Task to complete: Word for word, transcribe the lines below and drop the pictures.

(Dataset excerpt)
·····

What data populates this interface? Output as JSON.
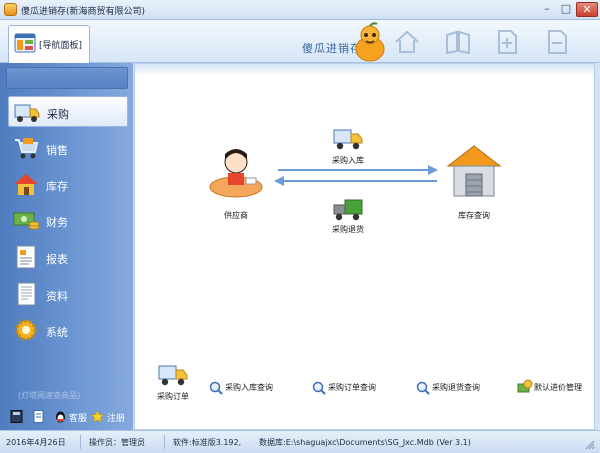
{
  "window": {
    "title": "傻瓜进销存(新海商贸有限公司)",
    "controls": {
      "minimize": "–",
      "maximize": "□",
      "close": "✕"
    }
  },
  "toolbar": {
    "nav_tab_label": "[导航面板]",
    "brand_text": "傻瓜进销存",
    "icons": [
      "home-icon",
      "book-icon",
      "add-page-icon",
      "remove-page-icon"
    ]
  },
  "sidebar": {
    "items": [
      {
        "label": "采购",
        "icon": "truck-icon",
        "active": true
      },
      {
        "label": "销售",
        "icon": "shopping-cart-icon",
        "active": false
      },
      {
        "label": "库存",
        "icon": "house-icon",
        "active": false
      },
      {
        "label": "财务",
        "icon": "money-icon",
        "active": false
      },
      {
        "label": "报表",
        "icon": "report-icon",
        "active": false
      },
      {
        "label": "资料",
        "icon": "document-icon",
        "active": false
      },
      {
        "label": "系统",
        "icon": "gear-icon",
        "active": false
      }
    ],
    "hint": "(灯塔网速查商品)",
    "bottom": {
      "support_label": "客服",
      "register_label": "注册"
    }
  },
  "flow": {
    "supplier_label": "供应商",
    "purchase_in_label": "采购入库",
    "purchase_return_label": "采购退货",
    "inventory_label": "库存查询",
    "actions": [
      {
        "label": "采购订单",
        "icon": "truck-icon"
      },
      {
        "label": "采购入库查询",
        "icon": "magnifier-icon"
      },
      {
        "label": "采购订单查询",
        "icon": "magnifier-icon"
      },
      {
        "label": "采购退货查询",
        "icon": "magnifier-icon"
      },
      {
        "label": "默认进价管理",
        "icon": "money-bag-icon"
      }
    ]
  },
  "status": {
    "date": "2016年4月26日",
    "operator": "操作员：管理员",
    "software": "软件:标准版3.192,",
    "database": "数据库:E:\\shaguajxc\\Documents\\SG_Jxc.Mdb (Ver 3.1)"
  },
  "colors": {
    "sidebar": "#5a87c8",
    "arrow": "#6b9ad6",
    "accent_orange": "#f39a1e"
  }
}
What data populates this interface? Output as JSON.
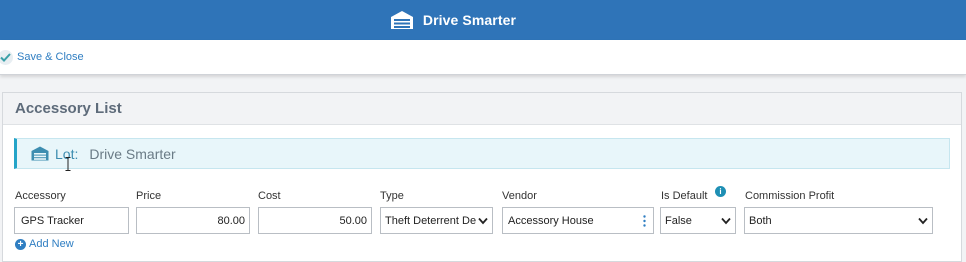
{
  "header": {
    "title": "Drive Smarter",
    "icon": "garage-icon",
    "bg_color": "#2f74b8"
  },
  "toolbar": {
    "save_close_label": "Save & Close"
  },
  "panel": {
    "title": "Accessory List",
    "lot": {
      "label": "Lot:",
      "value": "Drive Smarter"
    },
    "fields": {
      "accessory": {
        "label": "Accessory",
        "value": "GPS Tracker"
      },
      "price": {
        "label": "Price",
        "value": "80.00"
      },
      "cost": {
        "label": "Cost",
        "value": "50.00"
      },
      "type": {
        "label": "Type",
        "value": "Theft Deterrent De"
      },
      "vendor": {
        "label": "Vendor",
        "value": "Accessory House"
      },
      "is_default": {
        "label": "Is Default",
        "value": "False"
      },
      "commission_profit": {
        "label": "Commission Profit",
        "value": "Both"
      }
    },
    "add_new_label": "Add New"
  }
}
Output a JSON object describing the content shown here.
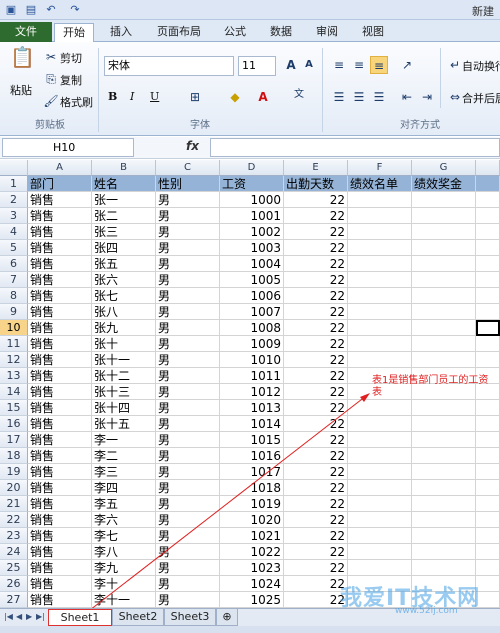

·····

Result for this task:
What data populates this interface? Output as JSON.
{
  "window": {
    "title": "傻瓜进销存(新海商贸有限公司)",
    "controls": {
      "minimize": "–",
      "maximize": "□",
      "close": "✕"
    }
  },
  "toolbar": {
    "nav_tab_label": "[导航面板]",
    "brand_text": "傻瓜进销存",
    "icons": [
      "home-icon",
      "book-icon",
      "add-page-icon",
      "remove-page-icon"
    ]
  },
  "sidebar": {
    "items": [
      {
        "label": "采购",
        "icon": "truck-icon",
        "active": true
      },
      {
        "label": "销售",
        "icon": "shopping-cart-icon",
        "active": false
      },
      {
        "label": "库存",
        "icon": "house-icon",
        "active": false
      },
      {
        "label": "财务",
        "icon": "money-icon",
        "active": false
      },
      {
        "label": "报表",
        "icon": "report-icon",
        "active": false
      },
      {
        "label": "资料",
        "icon": "document-icon",
        "active": false
      },
      {
        "label": "系统",
        "icon": "gear-icon",
        "active": false
      }
    ],
    "hint": "(灯塔网速查商品)",
    "bottom": {
      "support_label": "客服",
      "register_label": "注册"
    }
  },
  "flow": {
    "supplier_label": "供应商",
    "purchase_in_label": "采购入库",
    "purchase_return_label": "采购退货",
    "inventory_label": "库存查询",
    "actions": [
      {
        "label": "采购订单",
        "icon": "truck-icon"
      },
      {
        "label": "采购入库查询",
        "icon": "magnifier-icon"
      },
      {
        "label": "采购订单查询",
        "icon": "magnifier-icon"
      },
      {
        "label": "采购退货查询",
        "icon": "magnifier-icon"
      },
      {
        "label": "默认进价管理",
        "icon": "money-bag-icon"
      }
    ]
  },
  "status": {
    "date": "2016年4月26日",
    "operator": "操作员：管理员",
    "software": "软件:标准版3.192,",
    "database": "数据库:E:\\shaguajxc\\Documents\\SG_Jxc.Mdb (Ver 3.1)"
  },
  "colors": {
    "sidebar": "#5a87c8",
    "arrow": "#6b9ad6",
    "accent_orange": "#f39a1e"
  }
}
What data populates this interface? Output as JSON.
{
  "header": {
    "title": "Drive Smarter",
    "icon": "garage-icon",
    "bg_color": "#2f74b8"
  },
  "toolbar": {
    "save_close_label": "Save & Close"
  },
  "panel": {
    "title": "Accessory List",
    "lot": {
      "label": "Lot:",
      "value": "Drive Smarter"
    },
    "fields": {
      "accessory": {
        "label": "Accessory",
        "value": "GPS Tracker"
      },
      "price": {
        "label": "Price",
        "value": "80.00"
      },
      "cost": {
        "label": "Cost",
        "value": "50.00"
      },
      "type": {
        "label": "Type",
        "value": "Theft Deterrent De"
      },
      "vendor": {
        "label": "Vendor",
        "value": "Accessory House"
      },
      "is_default": {
        "label": "Is Default",
        "value": "False"
      },
      "commission_profit": {
        "label": "Commission Profit",
        "value": "Both"
      }
    },
    "add_new_label": "Add New"
  }
}
Output a JSON object describing the content shown here.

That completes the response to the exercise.